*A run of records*
--
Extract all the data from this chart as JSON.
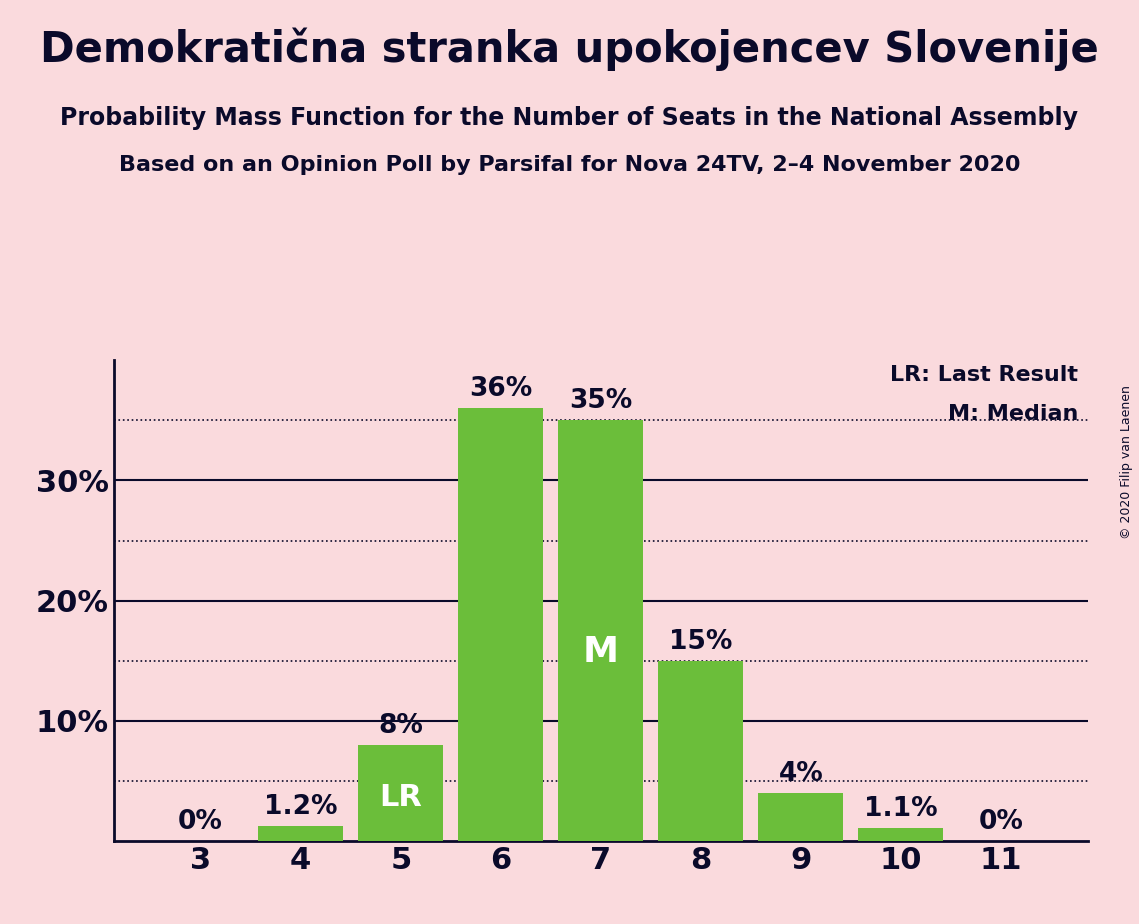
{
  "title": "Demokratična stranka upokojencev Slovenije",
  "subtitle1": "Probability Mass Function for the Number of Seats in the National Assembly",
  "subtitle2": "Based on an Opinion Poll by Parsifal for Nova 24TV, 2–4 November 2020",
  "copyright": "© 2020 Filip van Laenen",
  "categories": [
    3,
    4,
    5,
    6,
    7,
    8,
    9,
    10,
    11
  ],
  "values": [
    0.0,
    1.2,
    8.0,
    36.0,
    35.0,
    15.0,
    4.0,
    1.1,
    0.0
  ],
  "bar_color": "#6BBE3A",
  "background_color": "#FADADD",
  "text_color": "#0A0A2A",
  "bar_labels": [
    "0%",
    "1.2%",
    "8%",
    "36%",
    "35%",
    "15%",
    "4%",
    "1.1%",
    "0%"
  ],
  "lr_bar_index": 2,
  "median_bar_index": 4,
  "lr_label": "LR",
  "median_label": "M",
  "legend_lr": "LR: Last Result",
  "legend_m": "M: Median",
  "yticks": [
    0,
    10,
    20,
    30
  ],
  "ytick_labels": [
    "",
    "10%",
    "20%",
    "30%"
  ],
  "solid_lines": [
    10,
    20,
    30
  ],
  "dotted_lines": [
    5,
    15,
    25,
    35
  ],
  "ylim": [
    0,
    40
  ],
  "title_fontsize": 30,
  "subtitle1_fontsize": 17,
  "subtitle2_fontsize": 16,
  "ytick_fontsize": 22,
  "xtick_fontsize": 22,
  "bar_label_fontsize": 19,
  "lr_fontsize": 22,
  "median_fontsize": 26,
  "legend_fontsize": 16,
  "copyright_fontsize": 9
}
--
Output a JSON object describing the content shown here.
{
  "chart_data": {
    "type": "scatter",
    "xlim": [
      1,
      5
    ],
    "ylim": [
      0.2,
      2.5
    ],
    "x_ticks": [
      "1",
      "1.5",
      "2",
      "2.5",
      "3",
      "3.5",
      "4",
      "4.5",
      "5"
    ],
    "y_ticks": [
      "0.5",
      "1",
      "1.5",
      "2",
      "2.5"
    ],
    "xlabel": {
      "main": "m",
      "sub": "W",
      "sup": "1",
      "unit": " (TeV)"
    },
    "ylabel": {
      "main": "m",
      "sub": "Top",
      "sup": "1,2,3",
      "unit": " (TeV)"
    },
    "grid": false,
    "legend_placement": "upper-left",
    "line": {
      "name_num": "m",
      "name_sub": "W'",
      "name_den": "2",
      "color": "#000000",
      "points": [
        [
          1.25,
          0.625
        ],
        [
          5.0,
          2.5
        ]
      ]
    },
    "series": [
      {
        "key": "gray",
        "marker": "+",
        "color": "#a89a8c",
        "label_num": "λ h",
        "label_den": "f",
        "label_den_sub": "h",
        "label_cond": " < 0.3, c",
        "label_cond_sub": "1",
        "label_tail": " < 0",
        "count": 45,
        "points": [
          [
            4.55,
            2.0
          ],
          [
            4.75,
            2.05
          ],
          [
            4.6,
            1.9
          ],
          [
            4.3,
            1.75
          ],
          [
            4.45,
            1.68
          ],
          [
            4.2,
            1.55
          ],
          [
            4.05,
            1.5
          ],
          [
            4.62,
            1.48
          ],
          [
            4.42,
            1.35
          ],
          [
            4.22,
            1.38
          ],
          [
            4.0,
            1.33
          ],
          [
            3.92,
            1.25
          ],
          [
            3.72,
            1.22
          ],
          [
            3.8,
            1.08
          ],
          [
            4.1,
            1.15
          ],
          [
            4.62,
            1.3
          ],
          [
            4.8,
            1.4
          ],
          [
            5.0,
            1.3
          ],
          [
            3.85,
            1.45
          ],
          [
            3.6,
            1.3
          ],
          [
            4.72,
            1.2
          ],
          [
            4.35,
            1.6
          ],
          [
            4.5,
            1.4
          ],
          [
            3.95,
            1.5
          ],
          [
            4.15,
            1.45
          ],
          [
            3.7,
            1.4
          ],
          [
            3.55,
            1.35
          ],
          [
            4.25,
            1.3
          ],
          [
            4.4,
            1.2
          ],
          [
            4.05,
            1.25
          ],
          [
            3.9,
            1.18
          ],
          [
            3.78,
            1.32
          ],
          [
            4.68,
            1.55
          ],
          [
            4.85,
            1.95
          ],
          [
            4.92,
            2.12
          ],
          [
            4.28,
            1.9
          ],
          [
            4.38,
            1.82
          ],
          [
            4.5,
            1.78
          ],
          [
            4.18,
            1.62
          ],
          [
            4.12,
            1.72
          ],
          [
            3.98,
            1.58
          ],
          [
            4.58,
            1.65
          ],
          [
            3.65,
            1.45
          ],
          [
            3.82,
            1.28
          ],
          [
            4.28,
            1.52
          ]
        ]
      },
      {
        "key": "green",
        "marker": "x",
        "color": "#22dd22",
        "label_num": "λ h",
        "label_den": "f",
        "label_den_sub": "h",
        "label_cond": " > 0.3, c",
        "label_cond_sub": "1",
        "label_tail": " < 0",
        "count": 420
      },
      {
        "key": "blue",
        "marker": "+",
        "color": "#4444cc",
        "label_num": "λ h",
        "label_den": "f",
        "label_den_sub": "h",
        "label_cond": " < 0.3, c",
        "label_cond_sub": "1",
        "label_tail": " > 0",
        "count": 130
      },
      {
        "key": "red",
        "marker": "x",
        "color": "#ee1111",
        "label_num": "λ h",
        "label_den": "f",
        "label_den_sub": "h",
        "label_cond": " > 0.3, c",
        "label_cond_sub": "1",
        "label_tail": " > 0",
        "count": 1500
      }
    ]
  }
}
--
Check every line of the data, and copy the ones that contain "JSON".

*TASK SOLUTION*
Extract all the data from this chart as JSON.
Output a JSON object describing the content shown here.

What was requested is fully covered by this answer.